▶ [Prompt]: Return the listing word for word, as given.

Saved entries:
** Start **
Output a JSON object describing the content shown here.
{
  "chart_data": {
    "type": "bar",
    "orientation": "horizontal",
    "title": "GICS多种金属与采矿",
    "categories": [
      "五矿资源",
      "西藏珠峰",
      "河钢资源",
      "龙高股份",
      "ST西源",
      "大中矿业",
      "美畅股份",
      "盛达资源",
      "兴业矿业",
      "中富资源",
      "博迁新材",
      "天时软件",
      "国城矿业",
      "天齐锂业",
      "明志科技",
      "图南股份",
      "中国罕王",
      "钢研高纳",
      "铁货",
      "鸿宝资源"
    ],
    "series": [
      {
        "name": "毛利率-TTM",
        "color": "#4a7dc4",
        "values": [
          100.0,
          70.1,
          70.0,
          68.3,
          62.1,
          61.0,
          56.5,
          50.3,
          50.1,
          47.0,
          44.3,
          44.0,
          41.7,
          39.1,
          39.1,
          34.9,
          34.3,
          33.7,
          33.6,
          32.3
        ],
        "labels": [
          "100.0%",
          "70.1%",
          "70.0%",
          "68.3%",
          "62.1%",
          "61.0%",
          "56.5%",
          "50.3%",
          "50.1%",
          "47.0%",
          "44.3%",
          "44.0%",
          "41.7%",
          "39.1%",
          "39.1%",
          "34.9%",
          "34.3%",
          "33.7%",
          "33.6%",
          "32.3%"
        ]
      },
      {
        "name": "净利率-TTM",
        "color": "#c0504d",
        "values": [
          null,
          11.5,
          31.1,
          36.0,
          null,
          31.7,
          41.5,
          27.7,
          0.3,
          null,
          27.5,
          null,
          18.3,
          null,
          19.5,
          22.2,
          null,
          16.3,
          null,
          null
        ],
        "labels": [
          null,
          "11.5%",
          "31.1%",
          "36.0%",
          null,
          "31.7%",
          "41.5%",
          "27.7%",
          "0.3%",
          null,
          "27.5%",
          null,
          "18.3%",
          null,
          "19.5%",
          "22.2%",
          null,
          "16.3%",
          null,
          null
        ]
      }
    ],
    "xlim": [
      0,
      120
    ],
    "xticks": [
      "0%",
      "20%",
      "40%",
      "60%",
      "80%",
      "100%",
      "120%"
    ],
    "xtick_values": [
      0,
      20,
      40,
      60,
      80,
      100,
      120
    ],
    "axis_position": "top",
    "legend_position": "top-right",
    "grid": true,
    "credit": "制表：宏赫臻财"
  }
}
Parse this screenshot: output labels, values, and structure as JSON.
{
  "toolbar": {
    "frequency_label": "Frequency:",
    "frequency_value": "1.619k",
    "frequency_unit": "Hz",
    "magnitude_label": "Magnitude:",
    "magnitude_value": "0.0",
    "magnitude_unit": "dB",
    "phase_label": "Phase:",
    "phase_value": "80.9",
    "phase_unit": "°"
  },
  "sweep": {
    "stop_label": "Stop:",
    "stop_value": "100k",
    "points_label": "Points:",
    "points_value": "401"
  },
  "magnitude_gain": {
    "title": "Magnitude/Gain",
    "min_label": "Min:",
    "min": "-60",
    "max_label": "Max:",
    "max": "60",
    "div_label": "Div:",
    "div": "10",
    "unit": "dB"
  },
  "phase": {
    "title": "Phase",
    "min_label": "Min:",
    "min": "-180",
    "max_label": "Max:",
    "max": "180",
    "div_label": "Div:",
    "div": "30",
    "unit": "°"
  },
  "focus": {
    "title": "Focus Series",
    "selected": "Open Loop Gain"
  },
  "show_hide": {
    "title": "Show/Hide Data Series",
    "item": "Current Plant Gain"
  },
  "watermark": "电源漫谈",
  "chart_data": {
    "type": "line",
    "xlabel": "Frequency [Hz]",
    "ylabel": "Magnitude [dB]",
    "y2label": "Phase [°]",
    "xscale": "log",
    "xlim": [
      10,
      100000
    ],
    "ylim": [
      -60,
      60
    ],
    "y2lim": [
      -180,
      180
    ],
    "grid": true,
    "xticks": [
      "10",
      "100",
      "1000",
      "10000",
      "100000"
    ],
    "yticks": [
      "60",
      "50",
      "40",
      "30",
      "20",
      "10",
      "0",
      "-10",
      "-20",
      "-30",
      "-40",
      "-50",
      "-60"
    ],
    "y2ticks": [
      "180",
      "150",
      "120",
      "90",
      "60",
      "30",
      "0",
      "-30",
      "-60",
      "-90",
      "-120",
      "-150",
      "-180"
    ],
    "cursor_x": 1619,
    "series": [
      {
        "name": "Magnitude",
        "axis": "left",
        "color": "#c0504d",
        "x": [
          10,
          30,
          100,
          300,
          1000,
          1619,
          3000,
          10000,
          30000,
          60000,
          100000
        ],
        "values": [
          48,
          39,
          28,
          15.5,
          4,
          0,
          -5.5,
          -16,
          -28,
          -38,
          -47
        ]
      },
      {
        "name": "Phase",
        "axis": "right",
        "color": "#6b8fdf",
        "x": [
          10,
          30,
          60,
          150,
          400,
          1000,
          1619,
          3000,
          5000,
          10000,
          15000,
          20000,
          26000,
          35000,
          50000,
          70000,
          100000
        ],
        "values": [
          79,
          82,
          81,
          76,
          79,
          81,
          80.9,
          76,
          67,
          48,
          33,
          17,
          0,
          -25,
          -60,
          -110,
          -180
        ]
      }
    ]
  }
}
** End **
▶ [Answer to this problem]:
Output a JSON object describing the content shown here.
{
  "chart_data": {
    "type": "bar",
    "orientation": "horizontal",
    "title": "GICS多种金属与采矿",
    "categories": [
      "五矿资源",
      "西藏珠峰",
      "河钢资源",
      "龙高股份",
      "ST西源",
      "大中矿业",
      "美畅股份",
      "盛达资源",
      "兴业矿业",
      "中富资源",
      "博迁新材",
      "天时软件",
      "国城矿业",
      "天齐锂业",
      "明志科技",
      "图南股份",
      "中国罕王",
      "钢研高纳",
      "铁货",
      "鸿宝资源"
    ],
    "series": [
      {
        "name": "毛利率-TTM",
        "color": "#4a7dc4",
        "values": [
          100.0,
          70.1,
          70.0,
          68.3,
          62.1,
          61.0,
          56.5,
          50.3,
          50.1,
          47.0,
          44.3,
          44.0,
          41.7,
          39.1,
          39.1,
          34.9,
          34.3,
          33.7,
          33.6,
          32.3
        ],
        "labels": [
          "100.0%",
          "70.1%",
          "70.0%",
          "68.3%",
          "62.1%",
          "61.0%",
          "56.5%",
          "50.3%",
          "50.1%",
          "47.0%",
          "44.3%",
          "44.0%",
          "41.7%",
          "39.1%",
          "39.1%",
          "34.9%",
          "34.3%",
          "33.7%",
          "33.6%",
          "32.3%"
        ]
      },
      {
        "name": "净利率-TTM",
        "color": "#c0504d",
        "values": [
          null,
          11.5,
          31.1,
          36.0,
          null,
          31.7,
          41.5,
          27.7,
          0.3,
          null,
          27.5,
          null,
          18.3,
          null,
          19.5,
          22.2,
          null,
          16.3,
          null,
          null
        ],
        "labels": [
          null,
          "11.5%",
          "31.1%",
          "36.0%",
          null,
          "31.7%",
          "41.5%",
          "27.7%",
          "0.3%",
          null,
          "27.5%",
          null,
          "18.3%",
          null,
          "19.5%",
          "22.2%",
          null,
          "16.3%",
          null,
          null
        ]
      }
    ],
    "xlim": [
      0,
      120
    ],
    "xticks": [
      "0%",
      "20%",
      "40%",
      "60%",
      "80%",
      "100%",
      "120%"
    ],
    "xtick_values": [
      0,
      20,
      40,
      60,
      80,
      100,
      120
    ],
    "axis_position": "top",
    "legend_position": "top-right",
    "grid": true,
    "credit": "制表：宏赫臻财"
  }
}
Parse this screenshot: output labels, values, and structure as JSON.
{
  "toolbar": {
    "frequency_label": "Frequency:",
    "frequency_value": "1.619k",
    "frequency_unit": "Hz",
    "magnitude_label": "Magnitude:",
    "magnitude_value": "0.0",
    "magnitude_unit": "dB",
    "phase_label": "Phase:",
    "phase_value": "80.9",
    "phase_unit": "°"
  },
  "sweep": {
    "stop_label": "Stop:",
    "stop_value": "100k",
    "points_label": "Points:",
    "points_value": "401"
  },
  "magnitude_gain": {
    "title": "Magnitude/Gain",
    "min_label": "Min:",
    "min": "-60",
    "max_label": "Max:",
    "max": "60",
    "div_label": "Div:",
    "div": "10",
    "unit": "dB"
  },
  "phase": {
    "title": "Phase",
    "min_label": "Min:",
    "min": "-180",
    "max_label": "Max:",
    "max": "180",
    "div_label": "Div:",
    "div": "30",
    "unit": "°"
  },
  "focus": {
    "title": "Focus Series",
    "selected": "Open Loop Gain"
  },
  "show_hide": {
    "title": "Show/Hide Data Series",
    "item": "Current Plant Gain"
  },
  "watermark": "电源漫谈",
  "chart_data": {
    "type": "line",
    "xlabel": "Frequency [Hz]",
    "ylabel": "Magnitude [dB]",
    "y2label": "Phase [°]",
    "xscale": "log",
    "xlim": [
      10,
      100000
    ],
    "ylim": [
      -60,
      60
    ],
    "y2lim": [
      -180,
      180
    ],
    "grid": true,
    "xticks": [
      "10",
      "100",
      "1000",
      "10000",
      "100000"
    ],
    "yticks": [
      "60",
      "50",
      "40",
      "30",
      "20",
      "10",
      "0",
      "-10",
      "-20",
      "-30",
      "-40",
      "-50",
      "-60"
    ],
    "y2ticks": [
      "180",
      "150",
      "120",
      "90",
      "60",
      "30",
      "0",
      "-30",
      "-60",
      "-90",
      "-120",
      "-150",
      "-180"
    ],
    "cursor_x": 1619,
    "series": [
      {
        "name": "Magnitude",
        "axis": "left",
        "color": "#c0504d",
        "x": [
          10,
          30,
          100,
          300,
          1000,
          1619,
          3000,
          10000,
          30000,
          60000,
          100000
        ],
        "values": [
          48,
          39,
          28,
          15.5,
          4,
          0,
          -5.5,
          -16,
          -28,
          -38,
          -47
        ]
      },
      {
        "name": "Phase",
        "axis": "right",
        "color": "#6b8fdf",
        "x": [
          10,
          30,
          60,
          150,
          400,
          1000,
          1619,
          3000,
          5000,
          10000,
          15000,
          20000,
          26000,
          35000,
          50000,
          70000,
          100000
        ],
        "values": [
          79,
          82,
          81,
          76,
          79,
          81,
          80.9,
          76,
          67,
          48,
          33,
          17,
          0,
          -25,
          -60,
          -110,
          -180
        ]
      }
    ]
  }
}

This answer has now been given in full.